• 任务说明
能否把下面这篇故障排查文档中从“一句话:先确认 available 是否低,不要只看”开始、到“highest memory processes.”为止（含这一处）的部分一字不改地打印出来？

• 所给文本
Troubleshooting


1. CPU High#

一句话:先找进程,再找线程,最后看是计算、IO wait 还是系统调用。

# Show live CPU, memory, load, and top processes.
top

# List the highest CPU processes.
ps aux --sort=-%cpu | head -20

# Show per-process CPU usage every second.
pidstat -u -p <pid> 1

# Show CPU usage by thread for one process.
ps -T -p <pid> -o pid,tid,pcpu,pmem,comm

# Attach to a process and see frequent syscalls or blocking calls.
strace -tt -p <pid>

判断:

Signal Meaning
us high application code is busy
sy high kernel / syscall heavy
wa high waiting for disk IO
one thread high single hot thread / loop

2. Memory High#

一句话:先确认 available 是否低,不要只看 used。

# Show memory usage, available memory, cache, and swap.
free -h

# Show memory pressure, swap activity, and run queue every second.
vmstat 1

# List the highest memory processes.
ps aux --sort=-%mem | head -20

# Check whether the kernel or cgroup killed a process because of OOM.
dmesg -T | grep -i -E 'oom|killed process'

# Show enabled swap devices and current swap usage.
swapon --show

判断:

Signal Meaning
available low real memory pressure
buff/cache high usually page cache, not always bad
swap in/out high memory pressure already hurts latency
OOM log exists process was killed by kernel or cgroup

3. Disk Full#

一句话:同时查 filesystem、inode、deleted files。

# Show filesystem space usage.
df -h

# Show inode usage for filesystems.
df -ih

# Find large first-level directories under /var.
du -h --max-depth=1 /var | sort -h

# Find files larger than 1 GiB under /var.
find /var -type f -size +1G -ls

# Find deleted files that are still held open by processes.
lsof +L1

判断:

Signal Meaning
df -h 100% filesystem full
df -ih 100% too many small files
lsof +L1 has large files deleted file still held by process
/var/log huge log rotation / retention issue

4. Disk IO High#

一句话:先看磁盘是否繁忙,再定位哪个进程在读写。

# Show disk utilization, queueing, and latency every second.
iostat -xz 1

# Show processes currently doing disk IO.
iotop -oPa

# Show per-process disk read/write activity every second.
pidstat -d 1

# Show block devices, filesystems, and mount targets.
lsblk -f

判断:

Signal Meaning
%util near 100 device saturated
await high IO latency high
one process high write log / batch / database write pressure
many random reads cache miss or query pattern issue

5. Port Not Reachable#

一句话:本机看监听,对端看连接,中间看路由、防火墙、安全组。

# Show listening TCP ports and owning processes.
ss -lntp

# Find which process is using a specific port.
lsof -i :<port>

# Test whether the service works from the same host.

• 数据部分
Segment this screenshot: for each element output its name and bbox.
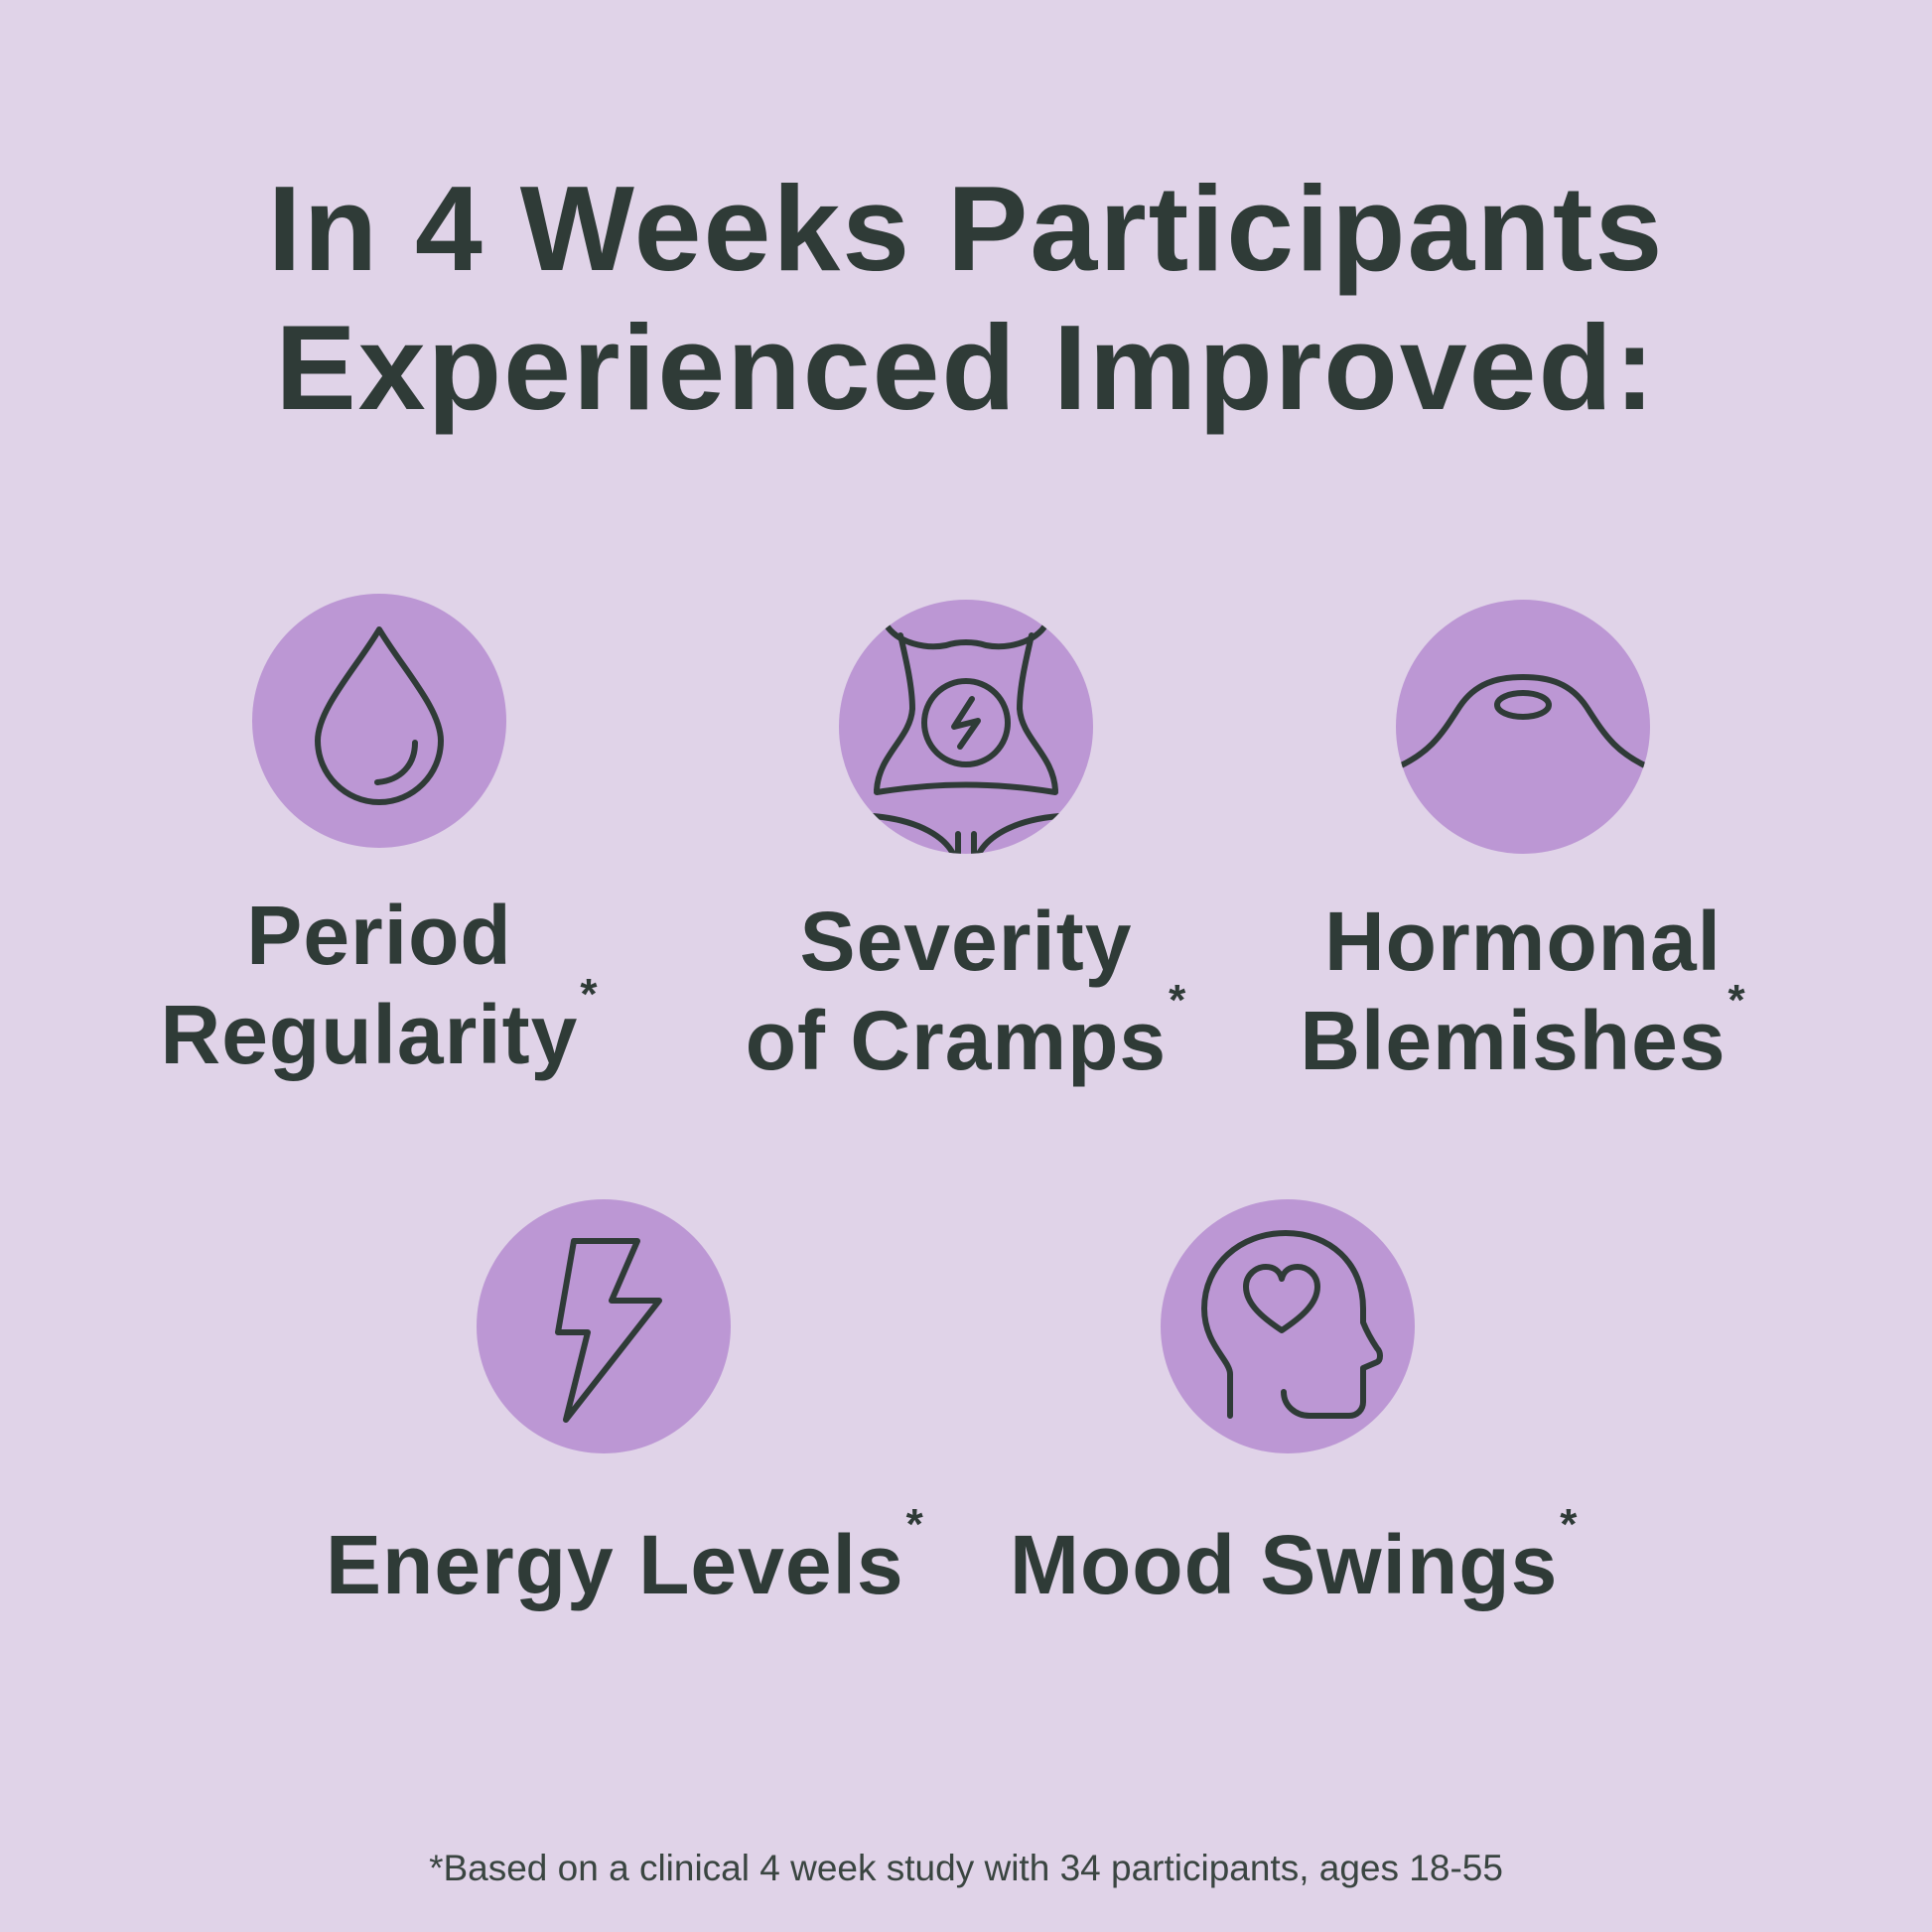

• 任务答案
一句话:先确认 available 是否低,不要只看 used。

# Show memory usage, available memory, cache, and swap.
free -h

# Show memory pressure, swap activity, and run queue every second.
vmstat 1

# List the highest memory processes.